Each line that contains the word "JSON" counts once; give the total for the records below and nothing else.

### Extracted records
- - - - -

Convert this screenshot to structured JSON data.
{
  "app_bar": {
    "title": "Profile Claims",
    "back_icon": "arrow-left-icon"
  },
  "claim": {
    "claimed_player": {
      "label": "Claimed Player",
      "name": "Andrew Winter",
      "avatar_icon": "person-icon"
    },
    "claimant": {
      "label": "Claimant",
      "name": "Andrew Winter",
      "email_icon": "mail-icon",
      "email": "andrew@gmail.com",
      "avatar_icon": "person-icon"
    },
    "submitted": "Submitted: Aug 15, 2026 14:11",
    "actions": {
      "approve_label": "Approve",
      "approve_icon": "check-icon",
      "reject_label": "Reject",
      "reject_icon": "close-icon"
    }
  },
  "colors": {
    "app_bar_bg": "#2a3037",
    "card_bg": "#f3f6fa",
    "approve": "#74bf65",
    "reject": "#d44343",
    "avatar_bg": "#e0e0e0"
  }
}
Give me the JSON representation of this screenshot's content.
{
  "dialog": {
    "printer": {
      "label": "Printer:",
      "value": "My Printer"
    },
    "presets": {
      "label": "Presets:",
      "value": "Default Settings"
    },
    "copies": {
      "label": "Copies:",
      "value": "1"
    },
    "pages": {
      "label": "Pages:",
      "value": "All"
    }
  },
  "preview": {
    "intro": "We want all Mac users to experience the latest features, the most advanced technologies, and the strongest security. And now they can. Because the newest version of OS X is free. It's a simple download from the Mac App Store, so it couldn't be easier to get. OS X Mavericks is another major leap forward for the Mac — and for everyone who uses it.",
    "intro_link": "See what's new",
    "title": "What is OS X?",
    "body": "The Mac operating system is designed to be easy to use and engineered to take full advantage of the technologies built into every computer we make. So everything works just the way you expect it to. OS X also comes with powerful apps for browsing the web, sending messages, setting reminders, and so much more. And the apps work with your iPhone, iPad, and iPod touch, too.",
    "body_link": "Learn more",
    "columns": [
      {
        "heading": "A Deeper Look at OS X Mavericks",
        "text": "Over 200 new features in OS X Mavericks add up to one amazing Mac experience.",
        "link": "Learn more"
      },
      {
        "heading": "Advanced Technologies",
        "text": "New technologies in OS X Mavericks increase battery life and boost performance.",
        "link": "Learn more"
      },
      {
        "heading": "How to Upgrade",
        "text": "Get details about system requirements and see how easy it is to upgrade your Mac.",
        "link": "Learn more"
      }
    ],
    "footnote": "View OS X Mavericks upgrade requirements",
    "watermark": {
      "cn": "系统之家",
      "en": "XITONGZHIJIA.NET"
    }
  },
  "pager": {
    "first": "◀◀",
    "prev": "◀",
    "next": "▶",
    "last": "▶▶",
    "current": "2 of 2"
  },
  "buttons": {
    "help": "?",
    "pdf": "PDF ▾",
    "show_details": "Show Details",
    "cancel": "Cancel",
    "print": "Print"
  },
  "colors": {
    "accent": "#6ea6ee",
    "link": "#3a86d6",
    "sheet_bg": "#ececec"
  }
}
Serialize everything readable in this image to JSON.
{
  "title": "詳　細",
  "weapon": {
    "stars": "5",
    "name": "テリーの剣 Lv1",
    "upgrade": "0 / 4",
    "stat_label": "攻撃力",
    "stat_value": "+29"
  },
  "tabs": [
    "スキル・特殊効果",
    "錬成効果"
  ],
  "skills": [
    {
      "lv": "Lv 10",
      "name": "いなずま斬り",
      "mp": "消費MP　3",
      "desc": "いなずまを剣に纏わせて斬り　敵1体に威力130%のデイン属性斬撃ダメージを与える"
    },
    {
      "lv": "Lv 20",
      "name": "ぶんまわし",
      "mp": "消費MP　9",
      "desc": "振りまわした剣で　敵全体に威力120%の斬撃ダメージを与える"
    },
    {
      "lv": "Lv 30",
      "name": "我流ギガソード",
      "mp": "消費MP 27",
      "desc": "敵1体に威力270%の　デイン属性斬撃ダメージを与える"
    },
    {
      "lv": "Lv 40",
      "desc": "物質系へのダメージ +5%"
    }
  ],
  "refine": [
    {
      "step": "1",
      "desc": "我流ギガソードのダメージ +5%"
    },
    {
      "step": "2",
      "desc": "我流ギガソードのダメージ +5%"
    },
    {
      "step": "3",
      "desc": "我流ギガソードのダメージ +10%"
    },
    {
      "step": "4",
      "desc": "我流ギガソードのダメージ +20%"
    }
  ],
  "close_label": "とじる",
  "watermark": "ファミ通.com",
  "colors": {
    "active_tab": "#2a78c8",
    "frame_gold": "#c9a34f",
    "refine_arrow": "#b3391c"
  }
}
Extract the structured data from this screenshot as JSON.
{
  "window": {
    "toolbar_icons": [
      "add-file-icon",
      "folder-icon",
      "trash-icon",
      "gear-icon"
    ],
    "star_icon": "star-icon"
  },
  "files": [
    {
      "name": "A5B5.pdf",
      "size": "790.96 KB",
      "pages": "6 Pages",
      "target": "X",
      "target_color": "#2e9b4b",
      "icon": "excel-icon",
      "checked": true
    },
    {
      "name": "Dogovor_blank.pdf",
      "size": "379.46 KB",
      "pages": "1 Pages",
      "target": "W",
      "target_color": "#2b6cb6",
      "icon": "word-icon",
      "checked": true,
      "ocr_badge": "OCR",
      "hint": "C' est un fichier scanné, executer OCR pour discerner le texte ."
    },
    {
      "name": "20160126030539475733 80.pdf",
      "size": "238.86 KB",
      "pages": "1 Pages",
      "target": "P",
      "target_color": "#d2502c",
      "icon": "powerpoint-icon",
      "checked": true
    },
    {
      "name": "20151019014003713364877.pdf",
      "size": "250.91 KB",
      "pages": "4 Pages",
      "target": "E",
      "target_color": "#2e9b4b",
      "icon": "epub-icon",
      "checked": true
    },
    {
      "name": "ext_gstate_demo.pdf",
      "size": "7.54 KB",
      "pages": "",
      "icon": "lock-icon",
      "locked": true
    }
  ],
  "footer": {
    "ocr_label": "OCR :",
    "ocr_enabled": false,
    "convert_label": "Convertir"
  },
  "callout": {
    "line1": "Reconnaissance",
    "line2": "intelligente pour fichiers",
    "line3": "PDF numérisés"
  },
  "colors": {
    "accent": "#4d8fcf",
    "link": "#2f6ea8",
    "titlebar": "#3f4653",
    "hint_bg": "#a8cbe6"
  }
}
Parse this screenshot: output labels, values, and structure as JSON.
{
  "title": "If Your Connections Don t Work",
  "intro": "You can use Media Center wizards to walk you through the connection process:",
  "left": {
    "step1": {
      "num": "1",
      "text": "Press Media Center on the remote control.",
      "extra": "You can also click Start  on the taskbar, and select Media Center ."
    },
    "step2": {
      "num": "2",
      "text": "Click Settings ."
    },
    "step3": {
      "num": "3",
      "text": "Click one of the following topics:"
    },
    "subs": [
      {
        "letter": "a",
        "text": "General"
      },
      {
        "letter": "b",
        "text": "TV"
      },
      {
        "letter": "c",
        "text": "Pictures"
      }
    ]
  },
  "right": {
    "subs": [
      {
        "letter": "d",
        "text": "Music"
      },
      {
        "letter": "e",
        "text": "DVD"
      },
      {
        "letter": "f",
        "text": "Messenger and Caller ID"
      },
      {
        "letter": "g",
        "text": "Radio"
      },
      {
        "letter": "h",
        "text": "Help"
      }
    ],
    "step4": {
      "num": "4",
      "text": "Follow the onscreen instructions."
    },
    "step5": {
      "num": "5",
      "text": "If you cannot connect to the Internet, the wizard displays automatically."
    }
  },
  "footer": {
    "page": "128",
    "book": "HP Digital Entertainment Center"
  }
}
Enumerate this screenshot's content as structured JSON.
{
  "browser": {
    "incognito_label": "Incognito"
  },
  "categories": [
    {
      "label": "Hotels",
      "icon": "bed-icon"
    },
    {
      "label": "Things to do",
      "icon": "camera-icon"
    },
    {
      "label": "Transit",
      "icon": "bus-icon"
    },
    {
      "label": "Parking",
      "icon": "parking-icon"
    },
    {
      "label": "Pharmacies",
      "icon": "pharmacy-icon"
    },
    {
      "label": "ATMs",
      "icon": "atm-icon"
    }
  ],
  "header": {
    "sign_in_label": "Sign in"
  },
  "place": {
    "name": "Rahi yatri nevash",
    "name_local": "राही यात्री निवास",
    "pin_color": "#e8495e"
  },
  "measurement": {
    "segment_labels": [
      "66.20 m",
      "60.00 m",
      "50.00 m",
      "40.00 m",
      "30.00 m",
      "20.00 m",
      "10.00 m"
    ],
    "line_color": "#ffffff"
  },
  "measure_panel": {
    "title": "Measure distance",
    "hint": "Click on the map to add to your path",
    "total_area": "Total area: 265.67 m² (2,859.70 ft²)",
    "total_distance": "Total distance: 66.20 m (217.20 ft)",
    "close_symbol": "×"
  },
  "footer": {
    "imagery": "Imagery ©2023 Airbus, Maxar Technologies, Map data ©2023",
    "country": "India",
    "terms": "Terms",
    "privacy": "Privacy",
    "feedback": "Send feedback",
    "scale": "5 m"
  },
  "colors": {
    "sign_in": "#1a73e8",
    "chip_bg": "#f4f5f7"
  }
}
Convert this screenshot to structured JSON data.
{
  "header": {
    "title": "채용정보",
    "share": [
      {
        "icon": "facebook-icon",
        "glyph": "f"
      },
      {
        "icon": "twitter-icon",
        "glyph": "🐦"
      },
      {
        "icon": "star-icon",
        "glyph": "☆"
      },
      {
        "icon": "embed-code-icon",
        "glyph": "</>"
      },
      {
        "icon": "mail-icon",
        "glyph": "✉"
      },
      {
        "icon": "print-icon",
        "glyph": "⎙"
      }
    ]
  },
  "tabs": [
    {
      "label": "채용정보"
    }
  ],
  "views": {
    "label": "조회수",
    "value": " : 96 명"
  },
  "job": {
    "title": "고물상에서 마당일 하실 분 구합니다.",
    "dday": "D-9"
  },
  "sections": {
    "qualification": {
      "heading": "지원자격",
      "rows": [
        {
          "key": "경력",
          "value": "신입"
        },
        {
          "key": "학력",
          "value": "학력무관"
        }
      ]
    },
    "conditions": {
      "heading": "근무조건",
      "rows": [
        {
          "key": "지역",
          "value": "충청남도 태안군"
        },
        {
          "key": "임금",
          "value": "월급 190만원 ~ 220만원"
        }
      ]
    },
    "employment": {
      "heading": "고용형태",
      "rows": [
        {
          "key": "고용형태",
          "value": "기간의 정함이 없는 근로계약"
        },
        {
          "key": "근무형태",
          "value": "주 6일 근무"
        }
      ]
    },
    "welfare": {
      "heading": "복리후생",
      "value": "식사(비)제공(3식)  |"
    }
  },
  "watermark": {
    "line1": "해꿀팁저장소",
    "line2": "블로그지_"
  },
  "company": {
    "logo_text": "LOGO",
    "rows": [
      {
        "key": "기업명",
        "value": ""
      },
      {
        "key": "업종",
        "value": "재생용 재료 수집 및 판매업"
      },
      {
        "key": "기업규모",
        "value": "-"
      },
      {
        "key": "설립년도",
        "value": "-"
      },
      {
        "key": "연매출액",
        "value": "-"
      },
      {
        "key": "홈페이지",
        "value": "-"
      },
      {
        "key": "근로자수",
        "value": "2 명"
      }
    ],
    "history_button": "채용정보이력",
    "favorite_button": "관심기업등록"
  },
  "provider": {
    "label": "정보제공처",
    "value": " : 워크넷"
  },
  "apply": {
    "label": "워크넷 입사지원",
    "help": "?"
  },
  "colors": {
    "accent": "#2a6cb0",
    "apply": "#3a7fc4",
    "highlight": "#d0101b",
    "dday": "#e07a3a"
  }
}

- - - - -

### Completed task
7